◆ Problem requirements: Copy out the records below, substituting "second embodiment" for "alternative embodiment" and leaving everything else as it is.

◆ Extracted material:

>>>>

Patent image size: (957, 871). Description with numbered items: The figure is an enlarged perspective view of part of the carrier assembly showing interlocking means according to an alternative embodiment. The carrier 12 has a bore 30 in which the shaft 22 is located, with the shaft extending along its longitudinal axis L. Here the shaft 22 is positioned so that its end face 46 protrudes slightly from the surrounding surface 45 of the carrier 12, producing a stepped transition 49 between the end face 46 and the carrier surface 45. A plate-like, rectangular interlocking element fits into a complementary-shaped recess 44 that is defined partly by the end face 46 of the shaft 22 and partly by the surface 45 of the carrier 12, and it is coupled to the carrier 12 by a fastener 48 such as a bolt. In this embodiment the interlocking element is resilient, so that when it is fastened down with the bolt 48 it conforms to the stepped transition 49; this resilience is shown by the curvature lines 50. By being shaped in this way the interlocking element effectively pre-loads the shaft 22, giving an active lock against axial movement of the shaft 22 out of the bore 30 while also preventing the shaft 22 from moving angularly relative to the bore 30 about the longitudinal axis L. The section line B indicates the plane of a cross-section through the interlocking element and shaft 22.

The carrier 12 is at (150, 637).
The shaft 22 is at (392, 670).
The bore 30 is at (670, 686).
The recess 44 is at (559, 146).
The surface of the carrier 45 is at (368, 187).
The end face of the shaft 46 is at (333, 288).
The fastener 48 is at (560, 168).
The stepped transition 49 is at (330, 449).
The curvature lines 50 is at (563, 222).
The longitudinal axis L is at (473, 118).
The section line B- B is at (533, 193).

<<<<

◆ Answer to the task:
Patent image size: (957, 871). Description with numbered items: The figure is an enlarged perspective view of part of the carrier assembly showing interlocking means according to an second embodiment. The carrier 12 has a bore 30 in which the shaft 22 is located, with the shaft extending along its longitudinal axis L. Here the shaft 22 is positioned so that its end face 46 protrudes slightly from the surrounding surface 45 of the carrier 12, producing a stepped transition 49 between the end face 46 and the carrier surface 45. A plate-like, rectangular interlocking element fits into a complementary-shaped recess 44 that is defined partly by the end face 46 of the shaft 22 and partly by the surface 45 of the carrier 12, and it is coupled to the carrier 12 by a fastener 48 such as a bolt. In this embodiment the interlocking element is resilient, so that when it is fastened down with the bolt 48 it conforms to the stepped transition 49; this resilience is shown by the curvature lines 50. By being shaped in this way the interlocking element effectively pre-loads the shaft 22, giving an active lock against axial movement of the shaft 22 out of the bore 30 while also preventing the shaft 22 from moving angularly relative to the bore 30 about the longitudinal axis L. The section line B indicates the plane of a cross-section through the interlocking element and shaft 22.

The carrier 12 is at (150, 637).
The shaft 22 is at (392, 670).
The bore 30 is at (670, 686).
The recess 44 is at (559, 146).
The surface of the carrier 45 is at (368, 187).
The end face of the shaft 46 is at (333, 288).
The fastener 48 is at (560, 168).
The stepped transition 49 is at (330, 449).
The curvature lines 50 is at (563, 222).
The longitudinal axis L is at (473, 118).
The section line B- B is at (533, 193).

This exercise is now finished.